**DIRECTION:** Copy out the records in full, word for word, without pictures.

**DATASET CONTENT:**
________
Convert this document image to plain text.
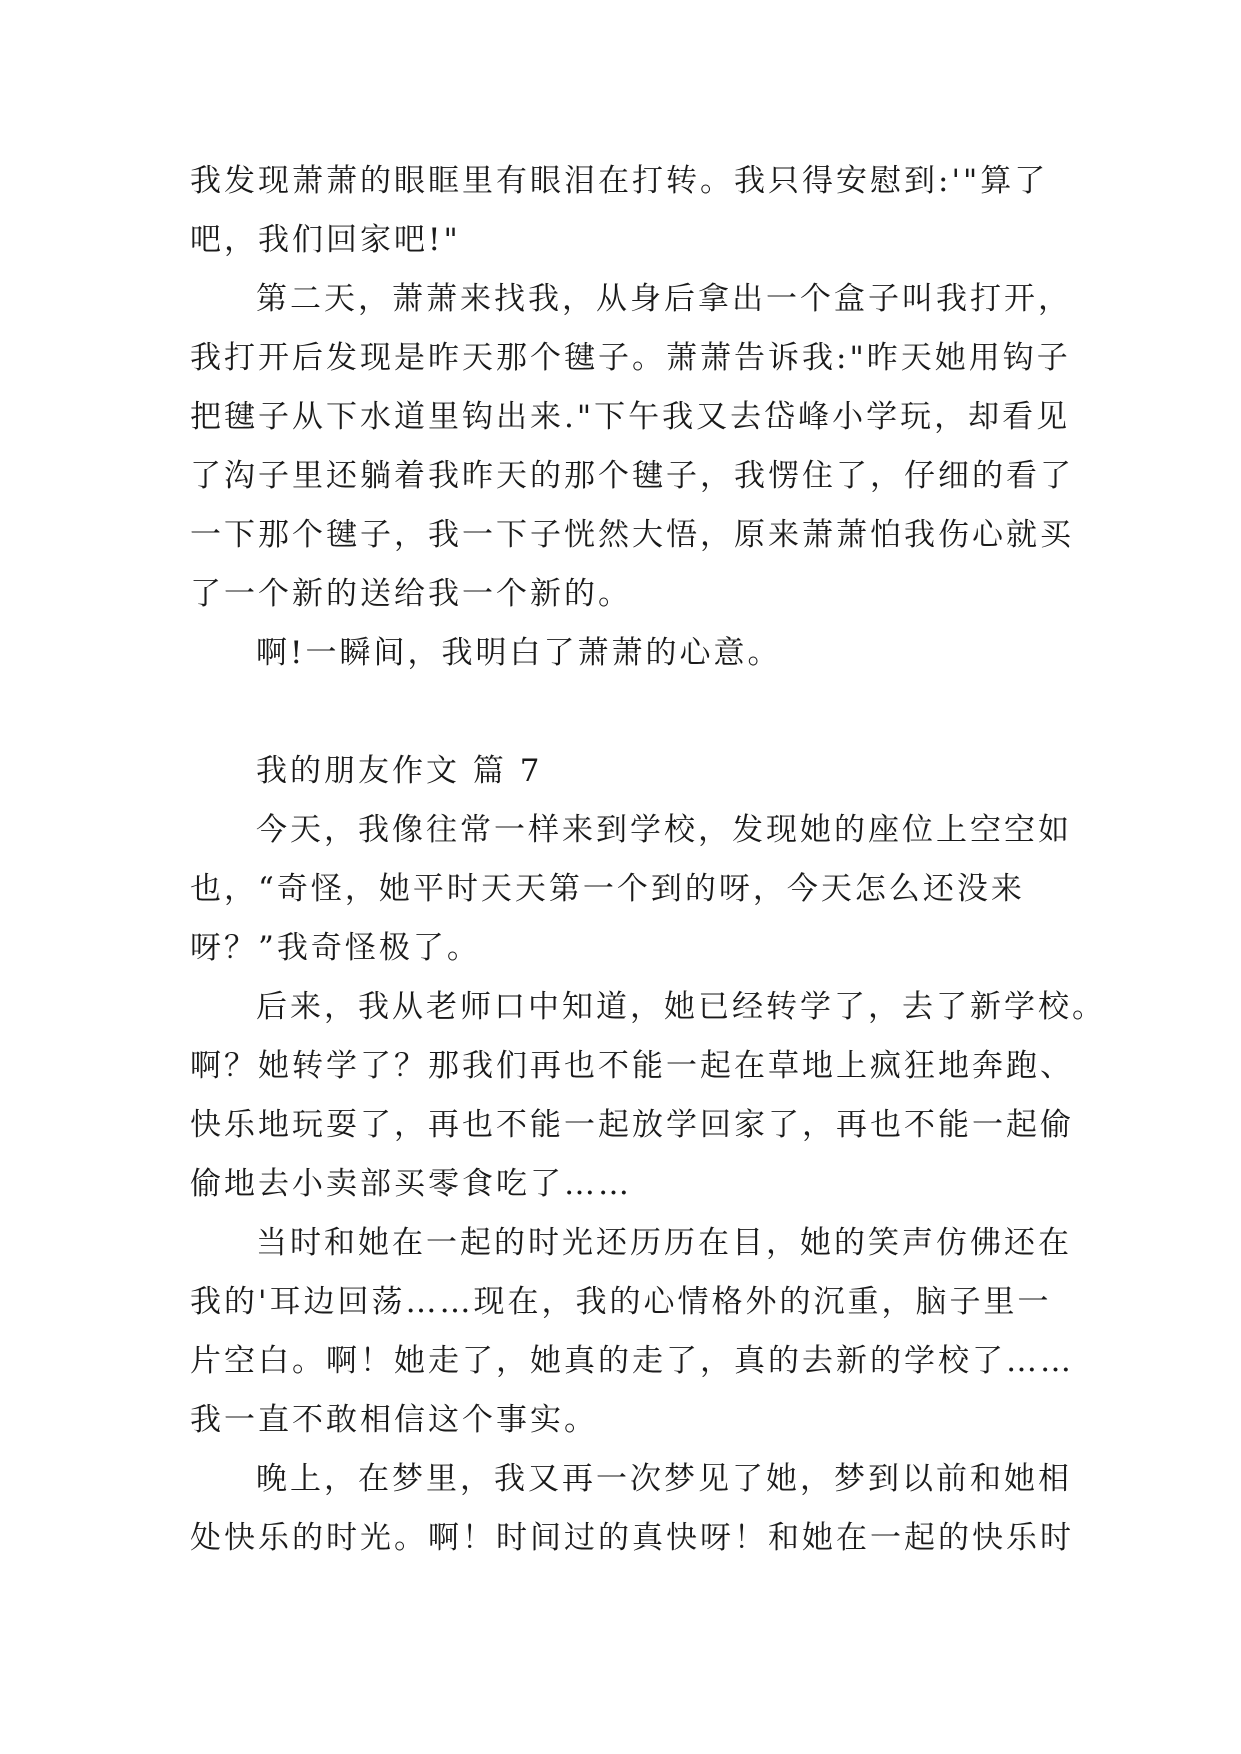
我发现萧萧的眼眶里有眼泪在打转。我只得安慰到:'"算了
吧，我们回家吧!"
第二天，萧萧来找我，从身后拿出一个盒子叫我打开，
我打开后发现是昨天那个毽子。萧萧告诉我:"昨天她用钩子
把毽子从下水道里钩出来."下午我又去岱峰小学玩，却看见
了沟子里还躺着我昨天的那个毽子，我愣住了，仔细的看了
一下那个毽子，我一下子恍然大悟，原来萧萧怕我伤心就买
了一个新的送给我一个新的。
啊!一瞬间，我明白了萧萧的心意。
我的朋友作文 篇 7
今天，我像往常一样来到学校，发现她的座位上空空如
也，“奇怪，她平时天天第一个到的呀，今天怎么还没来
呀？”我奇怪极了。
后来，我从老师口中知道，她已经转学了，去了新学校。
啊？她转学了？那我们再也不能一起在草地上疯狂地奔跑、
快乐地玩耍了，再也不能一起放学回家了，再也不能一起偷
偷地去小卖部买零食吃了……
当时和她在一起的时光还历历在目，她的笑声仿佛还在
我的'耳边回荡……现在，我的心情格外的沉重，脑子里一
片空白。啊！她走了，她真的走了，真的去新的学校了……
我一直不敢相信这个事实。
晚上，在梦里，我又再一次梦见了她，梦到以前和她相
处快乐的时光。啊！时间过的真快呀！和她在一起的快乐时
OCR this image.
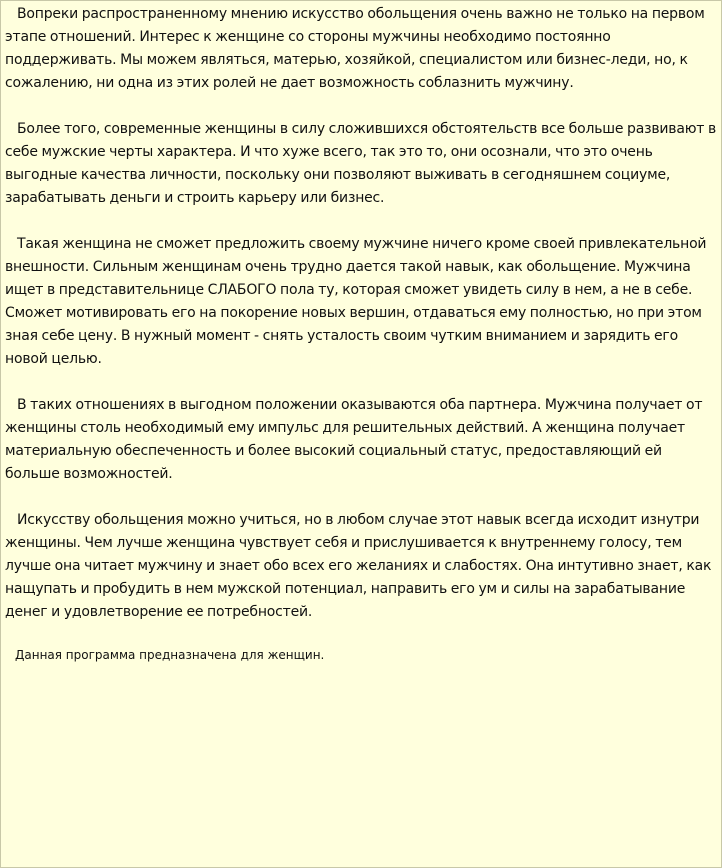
Вопреки распространенному мнению искусство обольщения очень важно не только на первом этапе отношений. Интерес к женщине со стороны мужчины необходимо постоянно поддерживать. Мы можем являться, матерью, хозяйкой, специалистом или бизнес-леди, но, к сожалению, ни одна из этих ролей не дает возможность соблазнить мужчину.

Более того, современные женщины в силу сложившихся обстоятельств все больше развивают в себе мужские черты характера. И что хуже всего, так это то, они осознали, что это очень выгодные качества личности, поскольку они позволяют выживать в сегодняшнем социуме, зарабатывать деньги и строить карьеру или бизнес.

Такая женщина не сможет предложить своему мужчине ничего кроме своей привлекательной внешности. Сильным женщинам очень трудно дается такой навык, как обольщение. Мужчина ищет в представительнице СЛАБОГО пола ту, которая сможет увидеть силу в нем, а не в себе. Сможет мотивировать его на покорение новых вершин, отдаваться ему полностью, но при этом зная себе цену. В нужный момент - снять усталость своим чутким вниманием и зарядить его новой целью.

В таких отношениях в выгодном положении оказываются оба партнера. Мужчина получает от женщины столь необходимый ему импульс для решительных действий. А женщина получает материальную обеспеченность и более высокий социальный статус, предоставляющий ей больше возможностей.

Искусству обольщения можно учиться, но в любом случае этот навык всегда исходит изнутри женщины. Чем лучше женщина чувствует себя и прислушивается к внутреннему голосу, тем лучше она читает мужчину и знает обо всех его желаниях и слабостях. Она интутивно знает, как нащупать и пробудить в нем мужской потенциал, направить его ум и силы на зарабатывание денег и удовлетворение ее потребностей.

Данная программа предназначена для женщин.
________
**TASK SOLUTION:**
Convert this document image to plain text.
我发现萧萧的眼眶里有眼泪在打转。我只得安慰到:'"算了
吧，我们回家吧!"
第二天，萧萧来找我，从身后拿出一个盒子叫我打开，
我打开后发现是昨天那个毽子。萧萧告诉我:"昨天她用钩子
把毽子从下水道里钩出来."下午我又去岱峰小学玩，却看见
了沟子里还躺着我昨天的那个毽子，我愣住了，仔细的看了
一下那个毽子，我一下子恍然大悟，原来萧萧怕我伤心就买
了一个新的送给我一个新的。
啊!一瞬间，我明白了萧萧的心意。
我的朋友作文 篇 7
今天，我像往常一样来到学校，发现她的座位上空空如
也，“奇怪，她平时天天第一个到的呀，今天怎么还没来
呀？”我奇怪极了。
后来，我从老师口中知道，她已经转学了，去了新学校。
啊？她转学了？那我们再也不能一起在草地上疯狂地奔跑、
快乐地玩耍了，再也不能一起放学回家了，再也不能一起偷
偷地去小卖部买零食吃了……
当时和她在一起的时光还历历在目，她的笑声仿佛还在
我的'耳边回荡……现在，我的心情格外的沉重，脑子里一
片空白。啊！她走了，她真的走了，真的去新的学校了……
我一直不敢相信这个事实。
晚上，在梦里，我又再一次梦见了她，梦到以前和她相
处快乐的时光。啊！时间过的真快呀！和她在一起的快乐时
OCR this image.
Вопреки распространенному мнению искусство обольщения очень важно не только на первом этапе отношений. Интерес к женщине со стороны мужчины необходимо постоянно поддерживать. Мы можем являться, матерью, хозяйкой, специалистом или бизнес-леди, но, к сожалению, ни одна из этих ролей не дает возможность соблазнить мужчину.

Более того, современные женщины в силу сложившихся обстоятельств все больше развивают в себе мужские черты характера. И что хуже всего, так это то, они осознали, что это очень выгодные качества личности, поскольку они позволяют выживать в сегодняшнем социуме, зарабатывать деньги и строить карьеру или бизнес.

Такая женщина не сможет предложить своему мужчине ничего кроме своей привлекательной внешности. Сильным женщинам очень трудно дается такой навык, как обольщение. Мужчина ищет в представительнице СЛАБОГО пола ту, которая сможет увидеть силу в нем, а не в себе. Сможет мотивировать его на покорение новых вершин, отдаваться ему полностью, но при этом зная себе цену. В нужный момент - снять усталость своим чутким вниманием и зарядить его новой целью.

В таких отношениях в выгодном положении оказываются оба партнера. Мужчина получает от женщины столь необходимый ему импульс для решительных действий. А женщина получает материальную обеспеченность и более высокий социальный статус, предоставляющий ей больше возможностей.

Искусству обольщения можно учиться, но в любом случае этот навык всегда исходит изнутри женщины. Чем лучше женщина чувствует себя и прислушивается к внутреннему голосу, тем лучше она читает мужчину и знает обо всех его желаниях и слабостях. Она интутивно знает, как нащупать и пробудить в нем мужской потенциал, направить его ум и силы на зарабатывание денег и удовлетворение ее потребностей.

Данная программа предназначена для женщин.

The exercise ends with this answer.